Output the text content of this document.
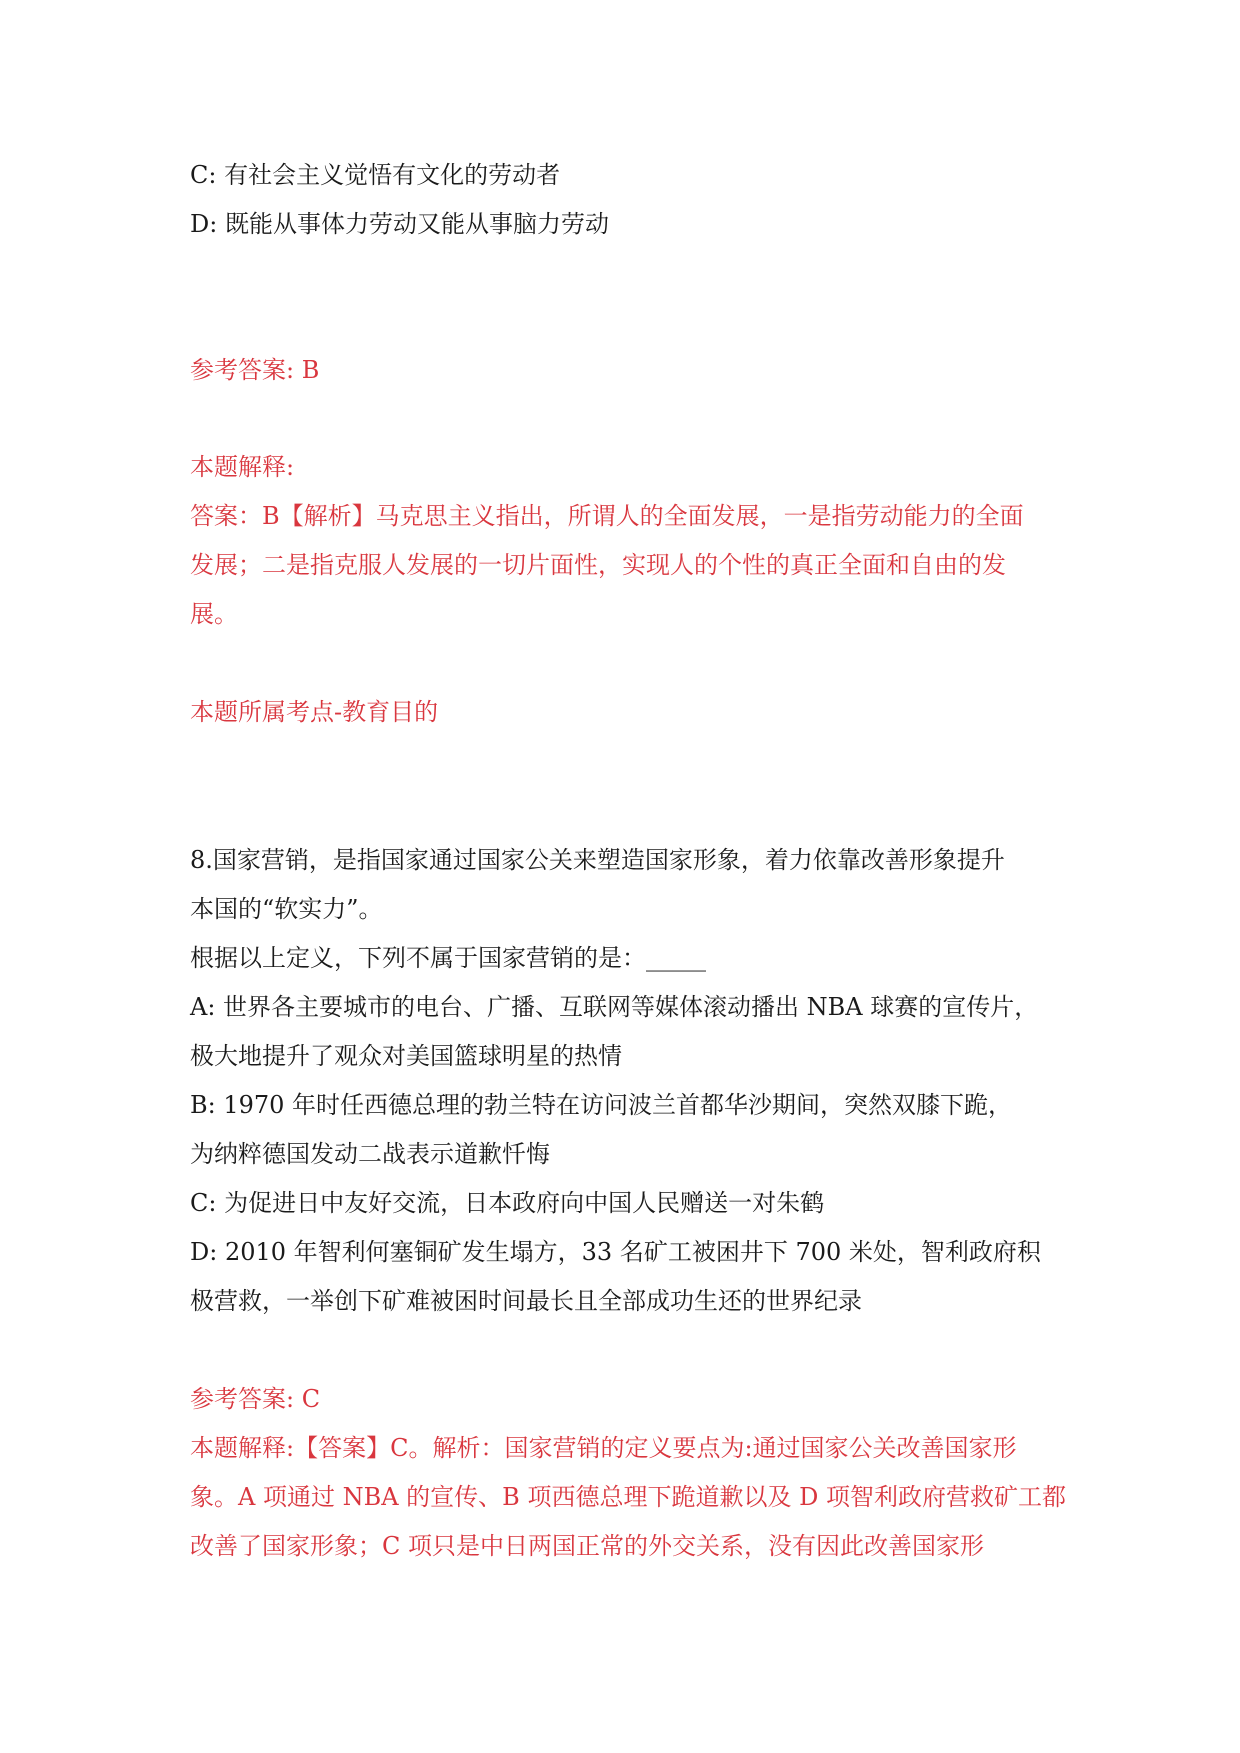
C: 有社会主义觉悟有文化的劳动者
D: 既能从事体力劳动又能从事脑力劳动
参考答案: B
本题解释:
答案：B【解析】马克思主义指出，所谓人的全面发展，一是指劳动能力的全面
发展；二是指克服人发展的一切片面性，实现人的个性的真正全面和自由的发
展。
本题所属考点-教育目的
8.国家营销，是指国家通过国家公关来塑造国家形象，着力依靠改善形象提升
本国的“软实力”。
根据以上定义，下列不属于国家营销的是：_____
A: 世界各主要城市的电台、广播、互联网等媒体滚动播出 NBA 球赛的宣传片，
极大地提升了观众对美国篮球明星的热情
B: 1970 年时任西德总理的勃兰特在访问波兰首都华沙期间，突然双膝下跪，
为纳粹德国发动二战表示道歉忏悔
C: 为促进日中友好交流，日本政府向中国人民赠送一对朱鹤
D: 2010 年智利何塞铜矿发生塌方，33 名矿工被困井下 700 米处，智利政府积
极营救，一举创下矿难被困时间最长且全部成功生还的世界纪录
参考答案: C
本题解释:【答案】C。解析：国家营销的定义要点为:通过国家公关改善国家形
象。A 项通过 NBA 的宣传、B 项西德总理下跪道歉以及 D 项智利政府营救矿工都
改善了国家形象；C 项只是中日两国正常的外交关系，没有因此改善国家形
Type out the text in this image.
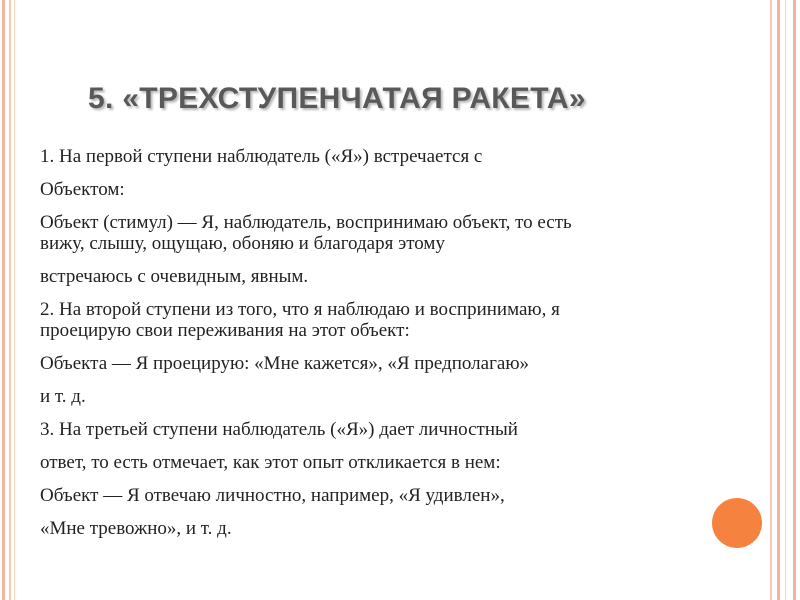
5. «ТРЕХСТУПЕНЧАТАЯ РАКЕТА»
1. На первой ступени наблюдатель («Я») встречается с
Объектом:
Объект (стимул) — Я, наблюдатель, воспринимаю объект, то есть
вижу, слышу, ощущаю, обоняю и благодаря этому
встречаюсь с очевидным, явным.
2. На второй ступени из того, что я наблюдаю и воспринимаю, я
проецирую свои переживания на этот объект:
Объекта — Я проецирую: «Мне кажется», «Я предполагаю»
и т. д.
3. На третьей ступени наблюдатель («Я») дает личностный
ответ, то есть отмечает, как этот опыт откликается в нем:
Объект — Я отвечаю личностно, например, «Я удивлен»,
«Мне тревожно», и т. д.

* * * * *

STATED EXERCISE: Omit the pictures, then quote the rest of the material above exactly.

RESULT BELOW:
Output the text content of this document.
C: 有社会主义觉悟有文化的劳动者
D: 既能从事体力劳动又能从事脑力劳动
参考答案: B
本题解释:
答案：B【解析】马克思主义指出，所谓人的全面发展，一是指劳动能力的全面
发展；二是指克服人发展的一切片面性，实现人的个性的真正全面和自由的发
展。
本题所属考点-教育目的
8.国家营销，是指国家通过国家公关来塑造国家形象，着力依靠改善形象提升
本国的“软实力”。
根据以上定义，下列不属于国家营销的是：_____
A: 世界各主要城市的电台、广播、互联网等媒体滚动播出 NBA 球赛的宣传片，
极大地提升了观众对美国篮球明星的热情
B: 1970 年时任西德总理的勃兰特在访问波兰首都华沙期间，突然双膝下跪，
为纳粹德国发动二战表示道歉忏悔
C: 为促进日中友好交流，日本政府向中国人民赠送一对朱鹤
D: 2010 年智利何塞铜矿发生塌方，33 名矿工被困井下 700 米处，智利政府积
极营救，一举创下矿难被困时间最长且全部成功生还的世界纪录
参考答案: C
本题解释:【答案】C。解析：国家营销的定义要点为:通过国家公关改善国家形
象。A 项通过 NBA 的宣传、B 项西德总理下跪道歉以及 D 项智利政府营救矿工都
改善了国家形象；C 项只是中日两国正常的外交关系，没有因此改善国家形
Type out the text in this image.
5. «ТРЕХСТУПЕНЧАТАЯ РАКЕТА»
1. На первой ступени наблюдатель («Я») встречается с
Объектом:
Объект (стимул) — Я, наблюдатель, воспринимаю объект, то есть
вижу, слышу, ощущаю, обоняю и благодаря этому
встречаюсь с очевидным, явным.
2. На второй ступени из того, что я наблюдаю и воспринимаю, я
проецирую свои переживания на этот объект:
Объекта — Я проецирую: «Мне кажется», «Я предполагаю»
и т. д.
3. На третьей ступени наблюдатель («Я») дает личностный
ответ, то есть отмечает, как этот опыт откликается в нем:
Объект — Я отвечаю личностно, например, «Я удивлен»,
«Мне тревожно», и т. д.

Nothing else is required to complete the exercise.